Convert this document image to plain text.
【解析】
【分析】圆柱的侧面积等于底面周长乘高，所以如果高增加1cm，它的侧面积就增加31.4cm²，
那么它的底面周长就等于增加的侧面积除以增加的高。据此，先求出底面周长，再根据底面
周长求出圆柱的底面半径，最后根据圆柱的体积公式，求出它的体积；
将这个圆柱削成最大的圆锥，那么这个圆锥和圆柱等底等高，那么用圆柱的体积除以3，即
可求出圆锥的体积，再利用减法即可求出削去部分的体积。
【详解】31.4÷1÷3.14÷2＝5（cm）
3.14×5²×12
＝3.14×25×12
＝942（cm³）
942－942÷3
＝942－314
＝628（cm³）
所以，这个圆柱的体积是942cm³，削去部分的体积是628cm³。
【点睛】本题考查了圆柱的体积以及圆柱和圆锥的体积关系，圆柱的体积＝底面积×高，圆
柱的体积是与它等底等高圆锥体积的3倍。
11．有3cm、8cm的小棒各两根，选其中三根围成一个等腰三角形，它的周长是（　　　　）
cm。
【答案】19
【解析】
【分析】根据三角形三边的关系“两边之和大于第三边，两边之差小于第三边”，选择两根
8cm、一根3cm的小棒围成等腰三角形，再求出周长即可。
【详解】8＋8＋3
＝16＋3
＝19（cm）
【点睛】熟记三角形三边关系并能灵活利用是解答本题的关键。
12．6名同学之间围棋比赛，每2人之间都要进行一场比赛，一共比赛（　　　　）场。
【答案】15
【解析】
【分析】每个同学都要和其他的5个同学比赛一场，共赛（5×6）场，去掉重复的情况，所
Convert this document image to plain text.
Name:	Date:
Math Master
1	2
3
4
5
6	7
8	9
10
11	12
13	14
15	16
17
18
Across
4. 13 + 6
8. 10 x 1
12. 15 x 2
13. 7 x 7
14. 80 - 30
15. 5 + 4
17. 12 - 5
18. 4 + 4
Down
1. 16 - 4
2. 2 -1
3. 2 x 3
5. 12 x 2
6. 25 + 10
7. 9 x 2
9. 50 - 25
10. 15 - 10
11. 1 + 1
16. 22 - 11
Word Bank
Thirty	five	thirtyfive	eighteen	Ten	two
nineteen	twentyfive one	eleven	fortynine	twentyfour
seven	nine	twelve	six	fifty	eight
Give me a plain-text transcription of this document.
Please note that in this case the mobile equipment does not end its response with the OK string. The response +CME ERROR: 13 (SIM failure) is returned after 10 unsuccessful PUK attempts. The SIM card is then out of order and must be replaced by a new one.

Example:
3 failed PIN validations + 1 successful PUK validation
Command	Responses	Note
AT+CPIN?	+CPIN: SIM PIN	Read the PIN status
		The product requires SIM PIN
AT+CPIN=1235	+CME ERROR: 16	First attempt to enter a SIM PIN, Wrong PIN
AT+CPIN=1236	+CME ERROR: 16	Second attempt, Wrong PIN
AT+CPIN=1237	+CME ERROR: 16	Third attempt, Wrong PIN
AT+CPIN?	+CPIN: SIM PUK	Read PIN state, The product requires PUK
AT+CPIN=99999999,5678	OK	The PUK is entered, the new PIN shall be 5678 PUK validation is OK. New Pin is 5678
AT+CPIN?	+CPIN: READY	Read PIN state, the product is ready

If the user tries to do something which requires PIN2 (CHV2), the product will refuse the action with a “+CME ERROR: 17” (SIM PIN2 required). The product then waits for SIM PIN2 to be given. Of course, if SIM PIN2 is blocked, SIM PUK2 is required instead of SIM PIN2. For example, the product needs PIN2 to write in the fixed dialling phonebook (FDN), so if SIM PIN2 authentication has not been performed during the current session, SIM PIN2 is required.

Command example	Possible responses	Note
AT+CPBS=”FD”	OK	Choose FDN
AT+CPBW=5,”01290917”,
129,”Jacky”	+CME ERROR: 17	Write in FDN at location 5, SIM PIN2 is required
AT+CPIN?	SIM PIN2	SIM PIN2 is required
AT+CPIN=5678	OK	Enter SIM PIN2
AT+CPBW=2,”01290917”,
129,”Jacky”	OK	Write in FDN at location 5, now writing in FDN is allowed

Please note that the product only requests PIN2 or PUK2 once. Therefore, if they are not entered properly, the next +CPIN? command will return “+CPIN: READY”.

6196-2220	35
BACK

────

STATED TASK | Extract every record. Keep wording exact.

EXERCISE OUTPUT |
Convert this document image to plain text.
【解析】
【分析】圆柱的侧面积等于底面周长乘高，所以如果高增加1cm，它的侧面积就增加31.4cm²，
那么它的底面周长就等于增加的侧面积除以增加的高。据此，先求出底面周长，再根据底面
周长求出圆柱的底面半径，最后根据圆柱的体积公式，求出它的体积；
将这个圆柱削成最大的圆锥，那么这个圆锥和圆柱等底等高，那么用圆柱的体积除以3，即
可求出圆锥的体积，再利用减法即可求出削去部分的体积。
【详解】31.4÷1÷3.14÷2＝5（cm）
3.14×5²×12
＝3.14×25×12
＝942（cm³）
942－942÷3
＝942－314
＝628（cm³）
所以，这个圆柱的体积是942cm³，削去部分的体积是628cm³。
【点睛】本题考查了圆柱的体积以及圆柱和圆锥的体积关系，圆柱的体积＝底面积×高，圆
柱的体积是与它等底等高圆锥体积的3倍。
11．有3cm、8cm的小棒各两根，选其中三根围成一个等腰三角形，它的周长是（　　　　）
cm。
【答案】19
【解析】
【分析】根据三角形三边的关系“两边之和大于第三边，两边之差小于第三边”，选择两根
8cm、一根3cm的小棒围成等腰三角形，再求出周长即可。
【详解】8＋8＋3
＝16＋3
＝19（cm）
【点睛】熟记三角形三边关系并能灵活利用是解答本题的关键。
12．6名同学之间围棋比赛，每2人之间都要进行一场比赛，一共比赛（　　　　）场。
【答案】15
【解析】
【分析】每个同学都要和其他的5个同学比赛一场，共赛（5×6）场，去掉重复的情况，所
Convert this document image to plain text.
Name:	Date:
Math Master
1	2
3
4
5
6	7
8	9
10
11	12
13	14
15	16
17
18
Across
4. 13 + 6
8. 10 x 1
12. 15 x 2
13. 7 x 7
14. 80 - 30
15. 5 + 4
17. 12 - 5
18. 4 + 4
Down
1. 16 - 4
2. 2 -1
3. 2 x 3
5. 12 x 2
6. 25 + 10
7. 9 x 2
9. 50 - 25
10. 15 - 10
11. 1 + 1
16. 22 - 11
Word Bank
Thirty	five	thirtyfive	eighteen	Ten	two
nineteen	twentyfive one	eleven	fortynine	twentyfour
seven	nine	twelve	six	fifty	eight
Give me a plain-text transcription of this document.
Please note that in this case the mobile equipment does not end its response with the OK string. The response +CME ERROR: 13 (SIM failure) is returned after 10 unsuccessful PUK attempts. The SIM card is then out of order and must be replaced by a new one.

Example:
3 failed PIN validations + 1 successful PUK validation
Command	Responses	Note
AT+CPIN?	+CPIN: SIM PIN	Read the PIN status
		The product requires SIM PIN
AT+CPIN=1235	+CME ERROR: 16	First attempt to enter a SIM PIN, Wrong PIN
AT+CPIN=1236	+CME ERROR: 16	Second attempt, Wrong PIN
AT+CPIN=1237	+CME ERROR: 16	Third attempt, Wrong PIN
AT+CPIN?	+CPIN: SIM PUK	Read PIN state, The product requires PUK
AT+CPIN=99999999,5678	OK	The PUK is entered, the new PIN shall be 5678 PUK validation is OK. New Pin is 5678
AT+CPIN?	+CPIN: READY	Read PIN state, the product is ready

If the user tries to do something which requires PIN2 (CHV2), the product will refuse the action with a “+CME ERROR: 17” (SIM PIN2 required). The product then waits for SIM PIN2 to be given. Of course, if SIM PIN2 is blocked, SIM PUK2 is required instead of SIM PIN2. For example, the product needs PIN2 to write in the fixed dialling phonebook (FDN), so if SIM PIN2 authentication has not been performed during the current session, SIM PIN2 is required.

Command example	Possible responses	Note
AT+CPBS=”FD”	OK	Choose FDN
AT+CPBW=5,”01290917”,
129,”Jacky”	+CME ERROR: 17	Write in FDN at location 5, SIM PIN2 is required
AT+CPIN?	SIM PIN2	SIM PIN2 is required
AT+CPIN=5678	OK	Enter SIM PIN2
AT+CPBW=2,”01290917”,
129,”Jacky”	OK	Write in FDN at location 5, now writing in FDN is allowed

Please note that the product only requests PIN2 or PUK2 once. Therefore, if they are not entered properly, the next +CPIN? command will return “+CPIN: READY”.

6196-2220	35
BACK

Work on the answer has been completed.